- Aim
Pull out every line below that holds the word "name".

+ + + + +

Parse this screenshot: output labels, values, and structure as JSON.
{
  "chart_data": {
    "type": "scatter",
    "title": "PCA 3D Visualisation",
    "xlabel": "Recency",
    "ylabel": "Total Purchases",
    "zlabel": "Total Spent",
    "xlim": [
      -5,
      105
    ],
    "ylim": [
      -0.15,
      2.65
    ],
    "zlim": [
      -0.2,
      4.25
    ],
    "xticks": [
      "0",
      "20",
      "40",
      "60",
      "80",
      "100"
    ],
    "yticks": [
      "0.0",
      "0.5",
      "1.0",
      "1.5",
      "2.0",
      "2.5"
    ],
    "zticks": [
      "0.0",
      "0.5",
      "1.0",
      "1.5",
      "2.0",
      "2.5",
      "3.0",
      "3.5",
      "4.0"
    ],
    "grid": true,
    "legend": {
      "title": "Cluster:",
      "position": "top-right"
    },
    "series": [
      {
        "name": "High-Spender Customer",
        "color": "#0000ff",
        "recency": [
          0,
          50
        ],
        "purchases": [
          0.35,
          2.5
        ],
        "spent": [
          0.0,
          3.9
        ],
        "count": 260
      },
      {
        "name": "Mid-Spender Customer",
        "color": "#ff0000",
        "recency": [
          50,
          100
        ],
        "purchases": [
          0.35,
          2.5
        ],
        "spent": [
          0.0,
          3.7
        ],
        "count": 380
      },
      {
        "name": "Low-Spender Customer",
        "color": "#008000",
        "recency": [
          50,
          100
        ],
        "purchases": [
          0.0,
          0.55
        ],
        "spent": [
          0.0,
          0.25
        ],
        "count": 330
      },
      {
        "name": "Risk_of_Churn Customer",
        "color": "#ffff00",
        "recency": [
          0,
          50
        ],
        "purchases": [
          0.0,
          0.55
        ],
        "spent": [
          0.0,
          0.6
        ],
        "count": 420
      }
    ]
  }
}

+ + + + +

- Result for this task
        "name": "High-Spender Customer",
        "name": "Mid-Spender Customer",
        "name": "Low-Spender Customer",
        "name": "Risk_of_Churn Customer",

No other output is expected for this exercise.